Print out the entries below with no edits.

>> Start Records supplied

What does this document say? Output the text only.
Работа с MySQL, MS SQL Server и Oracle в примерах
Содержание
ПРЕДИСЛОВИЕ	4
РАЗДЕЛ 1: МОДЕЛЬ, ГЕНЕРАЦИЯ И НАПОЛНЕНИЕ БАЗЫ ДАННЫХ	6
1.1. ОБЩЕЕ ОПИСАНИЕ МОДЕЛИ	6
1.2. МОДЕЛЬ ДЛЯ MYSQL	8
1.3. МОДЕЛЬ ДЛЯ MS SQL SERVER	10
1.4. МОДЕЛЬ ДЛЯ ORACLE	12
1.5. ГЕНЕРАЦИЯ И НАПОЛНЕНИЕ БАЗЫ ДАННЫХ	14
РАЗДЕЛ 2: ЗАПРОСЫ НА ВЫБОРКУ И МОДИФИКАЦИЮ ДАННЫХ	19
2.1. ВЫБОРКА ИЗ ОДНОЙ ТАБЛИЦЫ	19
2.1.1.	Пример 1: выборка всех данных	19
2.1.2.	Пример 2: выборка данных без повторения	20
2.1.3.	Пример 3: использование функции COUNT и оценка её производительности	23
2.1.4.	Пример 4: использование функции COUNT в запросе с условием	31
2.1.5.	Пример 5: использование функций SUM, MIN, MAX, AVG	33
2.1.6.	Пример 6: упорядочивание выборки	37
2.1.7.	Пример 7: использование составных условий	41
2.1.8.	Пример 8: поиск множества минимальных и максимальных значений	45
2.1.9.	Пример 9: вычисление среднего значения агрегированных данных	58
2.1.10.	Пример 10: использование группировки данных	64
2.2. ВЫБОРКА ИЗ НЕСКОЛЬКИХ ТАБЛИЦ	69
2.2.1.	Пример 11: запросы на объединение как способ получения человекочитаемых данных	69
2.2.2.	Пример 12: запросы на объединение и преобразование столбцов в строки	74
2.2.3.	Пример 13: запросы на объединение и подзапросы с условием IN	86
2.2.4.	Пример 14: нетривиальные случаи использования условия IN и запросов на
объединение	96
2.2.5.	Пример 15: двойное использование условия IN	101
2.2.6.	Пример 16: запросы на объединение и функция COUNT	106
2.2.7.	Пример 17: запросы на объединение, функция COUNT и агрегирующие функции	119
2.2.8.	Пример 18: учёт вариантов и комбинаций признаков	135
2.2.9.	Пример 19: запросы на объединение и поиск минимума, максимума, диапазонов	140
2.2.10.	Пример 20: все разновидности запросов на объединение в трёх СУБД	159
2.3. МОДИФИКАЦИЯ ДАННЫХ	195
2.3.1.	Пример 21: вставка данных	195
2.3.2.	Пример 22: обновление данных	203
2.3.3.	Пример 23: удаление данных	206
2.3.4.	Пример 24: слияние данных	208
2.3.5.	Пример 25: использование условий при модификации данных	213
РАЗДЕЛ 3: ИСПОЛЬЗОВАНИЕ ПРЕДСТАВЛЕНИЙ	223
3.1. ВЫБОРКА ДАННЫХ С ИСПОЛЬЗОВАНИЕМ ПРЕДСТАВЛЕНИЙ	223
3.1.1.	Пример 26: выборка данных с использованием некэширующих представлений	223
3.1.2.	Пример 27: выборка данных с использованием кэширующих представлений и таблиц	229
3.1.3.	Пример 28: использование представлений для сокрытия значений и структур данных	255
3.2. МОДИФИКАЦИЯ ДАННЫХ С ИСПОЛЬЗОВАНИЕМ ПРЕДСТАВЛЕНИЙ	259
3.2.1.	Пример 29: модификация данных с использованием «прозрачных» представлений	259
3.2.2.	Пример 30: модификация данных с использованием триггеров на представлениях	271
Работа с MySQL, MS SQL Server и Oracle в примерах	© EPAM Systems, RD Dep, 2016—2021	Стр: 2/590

>> End Records supplied

-- The result --
What does this document say? Output the text only.
Работа с MySQL, MS SQL Server и Oracle в примерах
Содержание
ПРЕДИСЛОВИЕ	4
РАЗДЕЛ 1: МОДЕЛЬ, ГЕНЕРАЦИЯ И НАПОЛНЕНИЕ БАЗЫ ДАННЫХ	6
1.1. ОБЩЕЕ ОПИСАНИЕ МОДЕЛИ	6
1.2. МОДЕЛЬ ДЛЯ MYSQL	8
1.3. МОДЕЛЬ ДЛЯ MS SQL SERVER	10
1.4. МОДЕЛЬ ДЛЯ ORACLE	12
1.5. ГЕНЕРАЦИЯ И НАПОЛНЕНИЕ БАЗЫ ДАННЫХ	14
РАЗДЕЛ 2: ЗАПРОСЫ НА ВЫБОРКУ И МОДИФИКАЦИЮ ДАННЫХ	19
2.1. ВЫБОРКА ИЗ ОДНОЙ ТАБЛИЦЫ	19
2.1.1.	Пример 1: выборка всех данных	19
2.1.2.	Пример 2: выборка данных без повторения	20
2.1.3.	Пример 3: использование функции COUNT и оценка её производительности	23
2.1.4.	Пример 4: использование функции COUNT в запросе с условием	31
2.1.5.	Пример 5: использование функций SUM, MIN, MAX, AVG	33
2.1.6.	Пример 6: упорядочивание выборки	37
2.1.7.	Пример 7: использование составных условий	41
2.1.8.	Пример 8: поиск множества минимальных и максимальных значений	45
2.1.9.	Пример 9: вычисление среднего значения агрегированных данных	58
2.1.10.	Пример 10: использование группировки данных	64
2.2. ВЫБОРКА ИЗ НЕСКОЛЬКИХ ТАБЛИЦ	69
2.2.1.	Пример 11: запросы на объединение как способ получения человекочитаемых данных	69
2.2.2.	Пример 12: запросы на объединение и преобразование столбцов в строки	74
2.2.3.	Пример 13: запросы на объединение и подзапросы с условием IN	86
2.2.4.	Пример 14: нетривиальные случаи использования условия IN и запросов на
объединение	96
2.2.5.	Пример 15: двойное использование условия IN	101
2.2.6.	Пример 16: запросы на объединение и функция COUNT	106
2.2.7.	Пример 17: запросы на объединение, функция COUNT и агрегирующие функции	119
2.2.8.	Пример 18: учёт вариантов и комбинаций признаков	135
2.2.9.	Пример 19: запросы на объединение и поиск минимума, максимума, диапазонов	140
2.2.10.	Пример 20: все разновидности запросов на объединение в трёх СУБД	159
2.3. МОДИФИКАЦИЯ ДАННЫХ	195
2.3.1.	Пример 21: вставка данных	195
2.3.2.	Пример 22: обновление данных	203
2.3.3.	Пример 23: удаление данных	206
2.3.4.	Пример 24: слияние данных	208
2.3.5.	Пример 25: использование условий при модификации данных	213
РАЗДЕЛ 3: ИСПОЛЬЗОВАНИЕ ПРЕДСТАВЛЕНИЙ	223
3.1. ВЫБОРКА ДАННЫХ С ИСПОЛЬЗОВАНИЕМ ПРЕДСТАВЛЕНИЙ	223
3.1.1.	Пример 26: выборка данных с использованием некэширующих представлений	223
3.1.2.	Пример 27: выборка данных с использованием кэширующих представлений и таблиц	229
3.1.3.	Пример 28: использование представлений для сокрытия значений и структур данных	255
3.2. МОДИФИКАЦИЯ ДАННЫХ С ИСПОЛЬЗОВАНИЕМ ПРЕДСТАВЛЕНИЙ	259
3.2.1.	Пример 29: модификация данных с использованием «прозрачных» представлений	259
3.2.2.	Пример 30: модификация данных с использованием триггеров на представлениях	271
Работа с MySQL, MS SQL Server и Oracle в примерах	© EPAM Systems, RD Dep, 2016—2021	Стр: 2/590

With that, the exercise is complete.